**Work to do**
Using the data below, gather each line that includes the word "parking".

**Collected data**
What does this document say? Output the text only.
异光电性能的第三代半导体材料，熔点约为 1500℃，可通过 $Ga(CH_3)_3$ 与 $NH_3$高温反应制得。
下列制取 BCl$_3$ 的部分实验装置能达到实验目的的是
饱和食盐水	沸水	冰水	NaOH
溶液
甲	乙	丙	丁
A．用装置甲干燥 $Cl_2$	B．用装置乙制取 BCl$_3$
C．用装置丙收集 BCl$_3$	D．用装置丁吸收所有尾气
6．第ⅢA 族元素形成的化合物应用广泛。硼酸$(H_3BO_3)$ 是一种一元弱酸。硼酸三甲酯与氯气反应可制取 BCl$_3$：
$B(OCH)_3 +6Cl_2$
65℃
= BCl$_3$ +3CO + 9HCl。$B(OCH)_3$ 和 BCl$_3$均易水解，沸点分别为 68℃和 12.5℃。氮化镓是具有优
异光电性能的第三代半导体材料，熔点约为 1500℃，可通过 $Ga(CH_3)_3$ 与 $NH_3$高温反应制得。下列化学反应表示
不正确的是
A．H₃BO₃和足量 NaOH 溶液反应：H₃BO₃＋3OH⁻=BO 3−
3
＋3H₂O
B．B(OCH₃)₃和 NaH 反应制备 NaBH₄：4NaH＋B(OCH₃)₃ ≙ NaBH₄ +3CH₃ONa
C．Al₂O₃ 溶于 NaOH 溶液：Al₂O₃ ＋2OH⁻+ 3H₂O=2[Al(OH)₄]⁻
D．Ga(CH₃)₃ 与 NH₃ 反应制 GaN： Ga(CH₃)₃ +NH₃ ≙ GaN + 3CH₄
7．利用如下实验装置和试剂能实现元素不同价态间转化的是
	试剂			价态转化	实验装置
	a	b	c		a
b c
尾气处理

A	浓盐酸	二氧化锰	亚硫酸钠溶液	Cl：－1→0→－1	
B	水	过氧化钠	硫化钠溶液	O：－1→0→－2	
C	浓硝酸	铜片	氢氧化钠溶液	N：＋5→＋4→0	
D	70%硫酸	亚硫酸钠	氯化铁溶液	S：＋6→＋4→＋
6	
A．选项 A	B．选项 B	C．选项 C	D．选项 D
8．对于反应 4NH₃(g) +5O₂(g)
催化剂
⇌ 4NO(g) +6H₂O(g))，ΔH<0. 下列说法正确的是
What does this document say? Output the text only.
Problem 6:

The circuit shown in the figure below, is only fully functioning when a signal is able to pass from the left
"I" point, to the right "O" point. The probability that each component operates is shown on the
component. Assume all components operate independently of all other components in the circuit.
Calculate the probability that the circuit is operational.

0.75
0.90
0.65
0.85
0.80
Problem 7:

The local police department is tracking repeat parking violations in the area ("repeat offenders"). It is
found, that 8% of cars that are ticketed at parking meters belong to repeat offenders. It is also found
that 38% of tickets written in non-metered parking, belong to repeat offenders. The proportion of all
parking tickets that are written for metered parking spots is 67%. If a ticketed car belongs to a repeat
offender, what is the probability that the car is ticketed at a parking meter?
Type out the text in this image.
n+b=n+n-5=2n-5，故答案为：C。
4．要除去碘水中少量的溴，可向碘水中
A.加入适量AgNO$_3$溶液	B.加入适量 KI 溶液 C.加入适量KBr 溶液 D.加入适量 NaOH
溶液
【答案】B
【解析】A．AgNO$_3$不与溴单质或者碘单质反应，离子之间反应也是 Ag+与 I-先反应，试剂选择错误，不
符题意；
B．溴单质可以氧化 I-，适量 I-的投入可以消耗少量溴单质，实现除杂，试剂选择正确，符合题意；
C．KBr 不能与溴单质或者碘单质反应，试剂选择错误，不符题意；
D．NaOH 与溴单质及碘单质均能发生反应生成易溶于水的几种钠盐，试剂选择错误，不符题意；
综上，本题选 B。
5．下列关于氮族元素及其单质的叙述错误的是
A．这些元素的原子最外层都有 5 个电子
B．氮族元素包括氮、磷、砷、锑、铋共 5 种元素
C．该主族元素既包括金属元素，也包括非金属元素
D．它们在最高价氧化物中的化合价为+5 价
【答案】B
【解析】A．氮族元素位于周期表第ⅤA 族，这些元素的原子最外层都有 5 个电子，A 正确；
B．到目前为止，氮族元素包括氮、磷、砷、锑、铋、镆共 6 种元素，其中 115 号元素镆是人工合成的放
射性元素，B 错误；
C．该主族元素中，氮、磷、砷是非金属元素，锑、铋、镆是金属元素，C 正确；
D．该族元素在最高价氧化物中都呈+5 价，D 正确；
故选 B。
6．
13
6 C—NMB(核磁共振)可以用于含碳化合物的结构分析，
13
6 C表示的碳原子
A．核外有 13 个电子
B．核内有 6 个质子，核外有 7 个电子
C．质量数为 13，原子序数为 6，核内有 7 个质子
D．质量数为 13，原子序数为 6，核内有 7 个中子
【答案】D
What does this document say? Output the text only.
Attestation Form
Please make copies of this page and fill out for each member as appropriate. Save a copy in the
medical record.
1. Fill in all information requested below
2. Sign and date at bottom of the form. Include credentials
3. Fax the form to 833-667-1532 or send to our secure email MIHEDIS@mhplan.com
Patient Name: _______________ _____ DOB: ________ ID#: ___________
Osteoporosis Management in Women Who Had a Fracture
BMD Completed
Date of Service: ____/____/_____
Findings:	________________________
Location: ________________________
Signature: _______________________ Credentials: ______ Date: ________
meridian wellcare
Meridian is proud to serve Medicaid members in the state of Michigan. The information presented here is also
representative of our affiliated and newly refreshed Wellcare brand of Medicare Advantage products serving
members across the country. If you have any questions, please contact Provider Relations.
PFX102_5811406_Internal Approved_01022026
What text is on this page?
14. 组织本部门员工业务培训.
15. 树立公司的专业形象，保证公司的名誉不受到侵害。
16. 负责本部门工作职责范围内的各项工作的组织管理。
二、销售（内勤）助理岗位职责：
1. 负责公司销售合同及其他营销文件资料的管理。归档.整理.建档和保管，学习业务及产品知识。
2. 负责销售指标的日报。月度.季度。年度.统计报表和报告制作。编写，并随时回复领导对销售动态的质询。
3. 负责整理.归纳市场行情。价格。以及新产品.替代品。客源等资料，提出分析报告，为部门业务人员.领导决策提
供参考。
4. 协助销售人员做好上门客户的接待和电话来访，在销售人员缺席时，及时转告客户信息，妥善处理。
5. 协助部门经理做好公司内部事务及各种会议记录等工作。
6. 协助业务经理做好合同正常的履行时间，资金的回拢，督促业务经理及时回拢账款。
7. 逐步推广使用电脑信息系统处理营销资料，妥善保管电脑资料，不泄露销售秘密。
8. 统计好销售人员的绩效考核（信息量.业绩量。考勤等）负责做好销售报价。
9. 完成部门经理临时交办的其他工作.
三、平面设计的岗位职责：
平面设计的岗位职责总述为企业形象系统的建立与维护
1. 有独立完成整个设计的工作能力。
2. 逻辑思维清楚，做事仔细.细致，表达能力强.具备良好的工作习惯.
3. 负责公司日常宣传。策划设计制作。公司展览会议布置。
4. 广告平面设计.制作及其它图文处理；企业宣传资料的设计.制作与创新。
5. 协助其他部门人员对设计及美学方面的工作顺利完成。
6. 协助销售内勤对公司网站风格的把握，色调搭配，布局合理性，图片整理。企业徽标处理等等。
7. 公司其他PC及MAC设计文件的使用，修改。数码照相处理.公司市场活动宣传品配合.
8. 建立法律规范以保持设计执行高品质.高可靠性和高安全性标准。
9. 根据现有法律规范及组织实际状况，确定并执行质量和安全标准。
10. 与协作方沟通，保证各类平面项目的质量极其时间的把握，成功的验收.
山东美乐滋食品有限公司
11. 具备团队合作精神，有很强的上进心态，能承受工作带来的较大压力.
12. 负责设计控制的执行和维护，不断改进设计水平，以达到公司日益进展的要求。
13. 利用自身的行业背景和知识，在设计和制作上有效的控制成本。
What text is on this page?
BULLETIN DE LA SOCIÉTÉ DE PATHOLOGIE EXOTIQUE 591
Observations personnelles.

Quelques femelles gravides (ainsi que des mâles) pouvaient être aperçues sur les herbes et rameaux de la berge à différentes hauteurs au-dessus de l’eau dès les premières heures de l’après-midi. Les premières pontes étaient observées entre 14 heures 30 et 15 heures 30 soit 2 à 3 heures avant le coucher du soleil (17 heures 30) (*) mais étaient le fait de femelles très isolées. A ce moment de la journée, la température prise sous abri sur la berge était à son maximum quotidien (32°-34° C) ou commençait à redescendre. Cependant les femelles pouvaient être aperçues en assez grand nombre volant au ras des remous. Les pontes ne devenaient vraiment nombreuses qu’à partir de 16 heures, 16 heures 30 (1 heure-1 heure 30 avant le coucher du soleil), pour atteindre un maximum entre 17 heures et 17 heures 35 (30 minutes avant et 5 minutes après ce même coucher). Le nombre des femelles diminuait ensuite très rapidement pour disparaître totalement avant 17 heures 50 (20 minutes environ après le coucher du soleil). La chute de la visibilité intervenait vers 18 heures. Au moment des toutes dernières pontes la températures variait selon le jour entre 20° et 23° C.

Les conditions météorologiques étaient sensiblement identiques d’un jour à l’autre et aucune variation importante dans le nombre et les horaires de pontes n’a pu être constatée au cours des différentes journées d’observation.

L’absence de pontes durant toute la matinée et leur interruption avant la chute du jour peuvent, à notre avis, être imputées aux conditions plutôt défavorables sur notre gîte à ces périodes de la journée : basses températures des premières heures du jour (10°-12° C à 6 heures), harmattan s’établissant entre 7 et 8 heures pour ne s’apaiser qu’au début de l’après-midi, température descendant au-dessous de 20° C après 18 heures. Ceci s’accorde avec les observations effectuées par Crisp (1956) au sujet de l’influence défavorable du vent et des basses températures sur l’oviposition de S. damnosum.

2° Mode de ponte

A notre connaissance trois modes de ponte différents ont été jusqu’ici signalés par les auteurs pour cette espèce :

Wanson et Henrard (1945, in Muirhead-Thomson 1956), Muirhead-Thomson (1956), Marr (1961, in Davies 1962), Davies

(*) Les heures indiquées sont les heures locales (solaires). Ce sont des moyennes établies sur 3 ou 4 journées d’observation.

**Task response**
The local police department is tracking repeat parking violations in the area ("repeat offenders"). It is
found, that 8% of cars that are ticketed at parking meters belong to repeat offenders. It is also found
that 38% of tickets written in non-metered parking, belong to repeat offenders. The proportion of all
parking tickets that are written for metered parking spots is 67%. If a ticketed car belongs to a repeat
offender, what is the probability that the car is ticketed at a parking meter?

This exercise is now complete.